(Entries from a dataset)
···
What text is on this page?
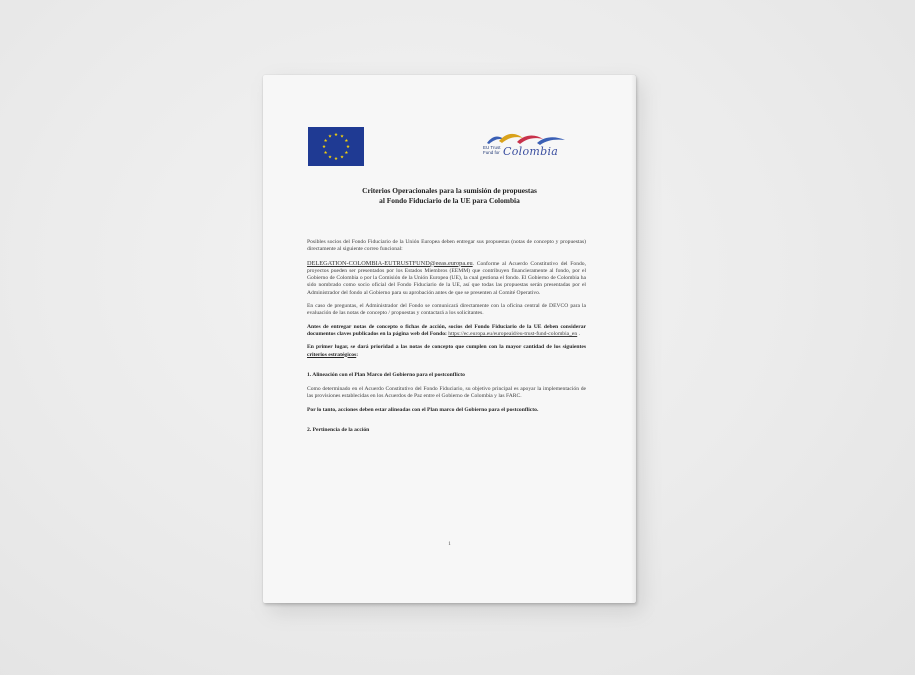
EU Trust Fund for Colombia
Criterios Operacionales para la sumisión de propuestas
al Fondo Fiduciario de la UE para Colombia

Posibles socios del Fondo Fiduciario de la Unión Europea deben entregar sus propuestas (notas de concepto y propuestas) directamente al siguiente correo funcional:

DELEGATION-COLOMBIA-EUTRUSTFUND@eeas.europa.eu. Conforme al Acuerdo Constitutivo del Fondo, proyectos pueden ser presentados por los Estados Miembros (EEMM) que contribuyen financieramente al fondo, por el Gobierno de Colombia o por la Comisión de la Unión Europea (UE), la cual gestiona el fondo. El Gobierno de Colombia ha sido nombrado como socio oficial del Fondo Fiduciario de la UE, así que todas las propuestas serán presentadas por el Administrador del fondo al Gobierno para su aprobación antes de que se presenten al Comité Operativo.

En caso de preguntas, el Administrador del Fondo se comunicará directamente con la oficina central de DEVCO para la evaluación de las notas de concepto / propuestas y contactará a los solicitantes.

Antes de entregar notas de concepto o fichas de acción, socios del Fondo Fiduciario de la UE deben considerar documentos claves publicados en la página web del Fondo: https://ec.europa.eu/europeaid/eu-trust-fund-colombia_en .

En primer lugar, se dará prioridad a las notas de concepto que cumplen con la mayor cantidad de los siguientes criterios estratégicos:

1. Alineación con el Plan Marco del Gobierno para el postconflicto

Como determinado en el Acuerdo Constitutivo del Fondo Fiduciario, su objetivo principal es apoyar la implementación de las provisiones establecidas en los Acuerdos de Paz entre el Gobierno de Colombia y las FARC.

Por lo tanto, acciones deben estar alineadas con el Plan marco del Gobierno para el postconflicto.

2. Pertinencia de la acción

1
···
Make an exact copy of every entry above, minus the images.

What text is on this page?
EU Trust Fund for Colombia
Criterios Operacionales para la sumisión de propuestas
al Fondo Fiduciario de la UE para Colombia

Posibles socios del Fondo Fiduciario de la Unión Europea deben entregar sus propuestas (notas de concepto y propuestas) directamente al siguiente correo funcional:

DELEGATION-COLOMBIA-EUTRUSTFUND@eeas.europa.eu. Conforme al Acuerdo Constitutivo del Fondo, proyectos pueden ser presentados por los Estados Miembros (EEMM) que contribuyen financieramente al fondo, por el Gobierno de Colombia o por la Comisión de la Unión Europea (UE), la cual gestiona el fondo. El Gobierno de Colombia ha sido nombrado como socio oficial del Fondo Fiduciario de la UE, así que todas las propuestas serán presentadas por el Administrador del fondo al Gobierno para su aprobación antes de que se presenten al Comité Operativo.

En caso de preguntas, el Administrador del Fondo se comunicará directamente con la oficina central de DEVCO para la evaluación de las notas de concepto / propuestas y contactará a los solicitantes.

Antes de entregar notas de concepto o fichas de acción, socios del Fondo Fiduciario de la UE deben considerar documentos claves publicados en la página web del Fondo: https://ec.europa.eu/europeaid/eu-trust-fund-colombia_en .

En primer lugar, se dará prioridad a las notas de concepto que cumplen con la mayor cantidad de los siguientes criterios estratégicos:

1. Alineación con el Plan Marco del Gobierno para el postconflicto

Como determinado en el Acuerdo Constitutivo del Fondo Fiduciario, su objetivo principal es apoyar la implementación de las provisiones establecidas en los Acuerdos de Paz entre el Gobierno de Colombia y las FARC.

Por lo tanto, acciones deben estar alineadas con el Plan marco del Gobierno para el postconflicto.

2. Pertinencia de la acción

1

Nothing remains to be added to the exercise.